Each line containing the word "Activated" must be reported.

★ ★ ★

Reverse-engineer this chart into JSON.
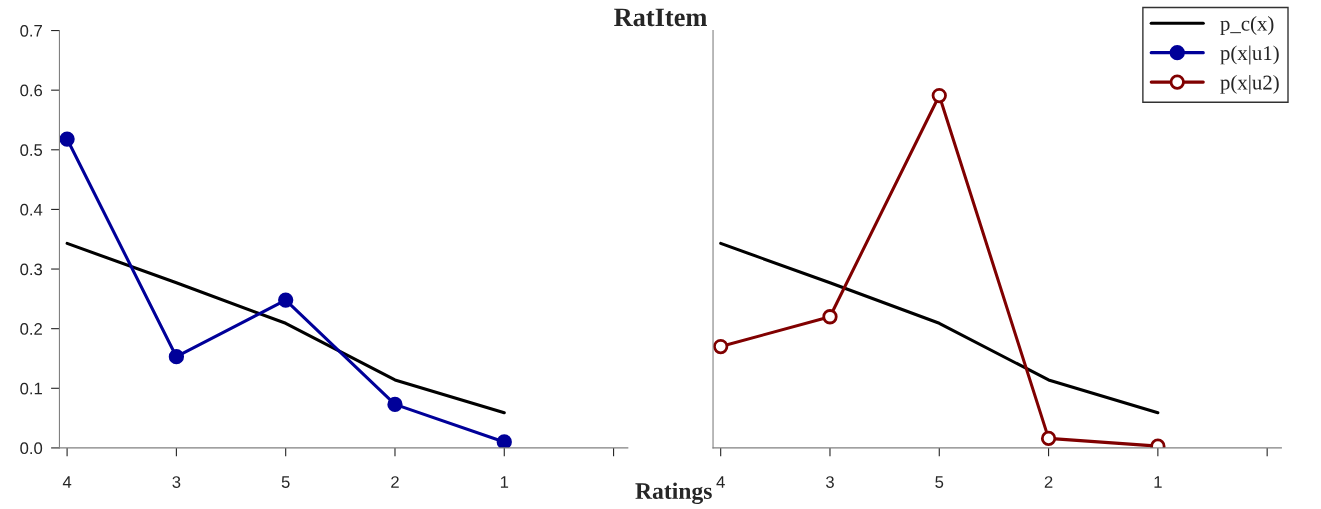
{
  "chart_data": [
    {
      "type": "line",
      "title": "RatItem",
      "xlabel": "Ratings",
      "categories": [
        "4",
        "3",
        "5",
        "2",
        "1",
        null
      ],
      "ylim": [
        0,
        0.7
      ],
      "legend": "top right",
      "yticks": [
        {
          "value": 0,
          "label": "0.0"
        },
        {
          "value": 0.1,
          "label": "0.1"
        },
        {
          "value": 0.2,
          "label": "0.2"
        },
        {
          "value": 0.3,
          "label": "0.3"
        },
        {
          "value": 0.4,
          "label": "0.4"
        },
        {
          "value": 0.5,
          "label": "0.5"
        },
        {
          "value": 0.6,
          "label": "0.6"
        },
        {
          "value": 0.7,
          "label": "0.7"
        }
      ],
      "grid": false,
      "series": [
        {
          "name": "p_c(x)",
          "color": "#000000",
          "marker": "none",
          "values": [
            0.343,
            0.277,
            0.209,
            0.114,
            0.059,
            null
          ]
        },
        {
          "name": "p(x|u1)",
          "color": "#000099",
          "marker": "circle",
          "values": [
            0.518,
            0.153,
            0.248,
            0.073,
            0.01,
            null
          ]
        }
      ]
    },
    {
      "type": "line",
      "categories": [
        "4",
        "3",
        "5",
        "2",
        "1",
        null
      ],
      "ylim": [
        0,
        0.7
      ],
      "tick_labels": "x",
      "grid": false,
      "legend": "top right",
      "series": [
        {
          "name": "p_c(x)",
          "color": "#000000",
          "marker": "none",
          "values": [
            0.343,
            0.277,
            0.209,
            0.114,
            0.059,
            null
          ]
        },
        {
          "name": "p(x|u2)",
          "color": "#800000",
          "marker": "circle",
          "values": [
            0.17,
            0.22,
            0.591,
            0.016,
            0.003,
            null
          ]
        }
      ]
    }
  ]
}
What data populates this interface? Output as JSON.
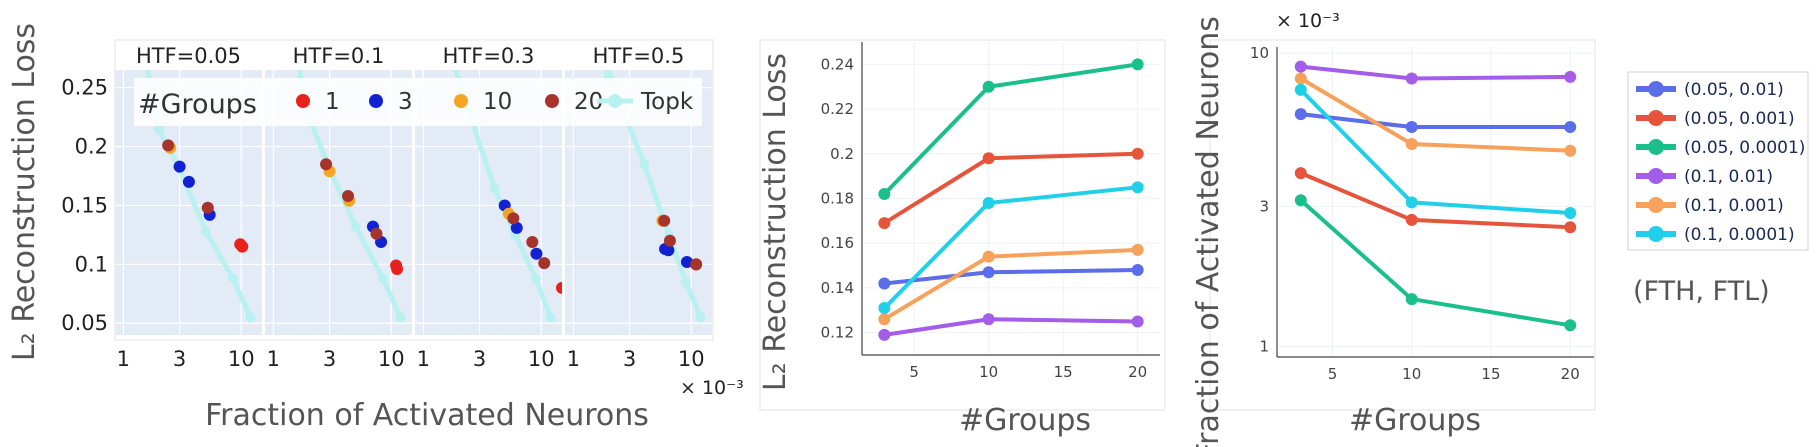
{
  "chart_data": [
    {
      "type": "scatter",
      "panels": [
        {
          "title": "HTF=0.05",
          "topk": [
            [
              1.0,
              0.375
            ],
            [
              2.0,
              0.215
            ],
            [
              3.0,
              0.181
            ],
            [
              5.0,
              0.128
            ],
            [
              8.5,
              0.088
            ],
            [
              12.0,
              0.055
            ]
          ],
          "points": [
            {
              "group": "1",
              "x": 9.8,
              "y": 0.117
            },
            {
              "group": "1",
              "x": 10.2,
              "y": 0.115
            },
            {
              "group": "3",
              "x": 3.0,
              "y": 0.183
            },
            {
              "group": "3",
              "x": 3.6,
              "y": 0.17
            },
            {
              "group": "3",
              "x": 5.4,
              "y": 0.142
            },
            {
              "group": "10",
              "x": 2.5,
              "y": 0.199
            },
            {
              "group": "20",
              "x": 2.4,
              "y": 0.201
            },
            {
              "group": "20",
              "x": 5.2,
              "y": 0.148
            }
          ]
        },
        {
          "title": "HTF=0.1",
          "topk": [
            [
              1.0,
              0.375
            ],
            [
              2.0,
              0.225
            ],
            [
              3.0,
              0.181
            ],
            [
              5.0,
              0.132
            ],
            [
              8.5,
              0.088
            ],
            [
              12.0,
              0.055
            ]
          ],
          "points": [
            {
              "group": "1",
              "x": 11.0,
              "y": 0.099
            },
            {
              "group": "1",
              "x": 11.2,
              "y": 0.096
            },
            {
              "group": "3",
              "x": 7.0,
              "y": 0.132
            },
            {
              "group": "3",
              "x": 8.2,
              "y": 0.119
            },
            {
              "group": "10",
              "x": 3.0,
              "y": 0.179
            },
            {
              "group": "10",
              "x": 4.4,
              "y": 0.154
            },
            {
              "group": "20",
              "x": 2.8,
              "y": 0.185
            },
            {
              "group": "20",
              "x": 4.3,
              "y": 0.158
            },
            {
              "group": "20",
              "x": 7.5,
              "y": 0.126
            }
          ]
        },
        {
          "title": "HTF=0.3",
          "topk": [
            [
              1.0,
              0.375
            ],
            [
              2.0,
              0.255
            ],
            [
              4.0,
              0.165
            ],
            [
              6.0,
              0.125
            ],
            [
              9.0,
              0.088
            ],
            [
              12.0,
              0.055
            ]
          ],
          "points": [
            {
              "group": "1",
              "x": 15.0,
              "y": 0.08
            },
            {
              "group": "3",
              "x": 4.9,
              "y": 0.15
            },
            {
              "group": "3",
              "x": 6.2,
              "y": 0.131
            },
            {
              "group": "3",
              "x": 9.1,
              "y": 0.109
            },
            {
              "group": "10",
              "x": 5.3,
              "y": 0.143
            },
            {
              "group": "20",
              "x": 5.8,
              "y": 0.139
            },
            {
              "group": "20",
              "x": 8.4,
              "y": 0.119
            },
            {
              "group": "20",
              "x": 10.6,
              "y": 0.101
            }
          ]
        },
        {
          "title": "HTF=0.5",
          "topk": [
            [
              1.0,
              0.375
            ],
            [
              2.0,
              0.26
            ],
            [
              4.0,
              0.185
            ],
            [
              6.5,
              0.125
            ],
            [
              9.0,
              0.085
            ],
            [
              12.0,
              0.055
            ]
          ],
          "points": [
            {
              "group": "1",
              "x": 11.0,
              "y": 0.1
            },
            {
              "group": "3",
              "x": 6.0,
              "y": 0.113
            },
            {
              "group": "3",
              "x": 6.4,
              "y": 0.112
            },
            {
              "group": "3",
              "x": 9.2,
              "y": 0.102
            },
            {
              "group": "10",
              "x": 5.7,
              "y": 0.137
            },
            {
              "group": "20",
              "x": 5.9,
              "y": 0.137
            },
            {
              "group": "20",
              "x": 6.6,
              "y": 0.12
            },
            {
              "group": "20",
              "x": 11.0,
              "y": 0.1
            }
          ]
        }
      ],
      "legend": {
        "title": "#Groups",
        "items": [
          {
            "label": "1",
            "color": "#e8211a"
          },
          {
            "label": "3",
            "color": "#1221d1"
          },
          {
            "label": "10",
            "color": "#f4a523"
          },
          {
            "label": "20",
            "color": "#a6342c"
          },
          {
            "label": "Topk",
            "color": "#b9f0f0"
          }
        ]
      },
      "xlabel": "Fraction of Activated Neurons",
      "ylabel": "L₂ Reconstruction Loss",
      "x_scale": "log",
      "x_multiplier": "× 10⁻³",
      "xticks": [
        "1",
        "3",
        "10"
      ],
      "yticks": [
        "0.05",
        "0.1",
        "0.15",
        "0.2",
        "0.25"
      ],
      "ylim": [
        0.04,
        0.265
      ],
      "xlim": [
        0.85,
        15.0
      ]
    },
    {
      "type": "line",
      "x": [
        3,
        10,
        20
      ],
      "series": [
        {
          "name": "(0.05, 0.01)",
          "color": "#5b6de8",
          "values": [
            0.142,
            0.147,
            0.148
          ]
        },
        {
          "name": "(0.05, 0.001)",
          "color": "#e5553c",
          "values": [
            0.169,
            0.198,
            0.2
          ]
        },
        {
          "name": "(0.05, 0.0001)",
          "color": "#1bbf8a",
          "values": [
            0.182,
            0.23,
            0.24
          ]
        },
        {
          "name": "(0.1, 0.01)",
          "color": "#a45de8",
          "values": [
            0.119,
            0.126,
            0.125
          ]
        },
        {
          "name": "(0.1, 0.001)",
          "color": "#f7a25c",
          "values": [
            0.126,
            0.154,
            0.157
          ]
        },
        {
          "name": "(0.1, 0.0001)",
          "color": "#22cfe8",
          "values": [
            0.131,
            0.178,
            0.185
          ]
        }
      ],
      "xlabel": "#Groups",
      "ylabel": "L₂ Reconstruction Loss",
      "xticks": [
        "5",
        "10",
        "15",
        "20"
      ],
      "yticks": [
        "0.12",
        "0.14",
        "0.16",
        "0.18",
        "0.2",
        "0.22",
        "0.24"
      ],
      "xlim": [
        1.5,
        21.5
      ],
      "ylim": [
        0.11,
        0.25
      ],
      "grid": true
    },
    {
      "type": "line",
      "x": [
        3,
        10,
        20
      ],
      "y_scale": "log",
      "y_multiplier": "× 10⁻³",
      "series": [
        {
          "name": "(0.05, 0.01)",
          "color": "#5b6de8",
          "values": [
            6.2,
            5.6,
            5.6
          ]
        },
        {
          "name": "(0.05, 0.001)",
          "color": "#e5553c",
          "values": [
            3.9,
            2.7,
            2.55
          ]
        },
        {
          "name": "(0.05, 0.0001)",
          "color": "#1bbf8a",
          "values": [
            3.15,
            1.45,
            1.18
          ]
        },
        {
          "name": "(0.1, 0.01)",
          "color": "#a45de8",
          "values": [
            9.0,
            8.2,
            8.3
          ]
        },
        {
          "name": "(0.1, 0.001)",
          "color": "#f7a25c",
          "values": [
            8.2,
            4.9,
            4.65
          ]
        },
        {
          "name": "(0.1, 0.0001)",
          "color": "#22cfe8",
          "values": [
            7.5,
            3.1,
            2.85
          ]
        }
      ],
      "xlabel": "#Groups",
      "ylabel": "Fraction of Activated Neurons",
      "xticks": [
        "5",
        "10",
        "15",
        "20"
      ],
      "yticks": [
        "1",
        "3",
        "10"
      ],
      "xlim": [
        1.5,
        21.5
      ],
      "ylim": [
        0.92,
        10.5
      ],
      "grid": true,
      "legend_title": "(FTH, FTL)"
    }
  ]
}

★ ★ ★

_SOLUTION TO THIS PROBLEM_
      "xlabel": "Fraction of Activated Neurons",
      "ylabel": "Fraction of Activated Neurons",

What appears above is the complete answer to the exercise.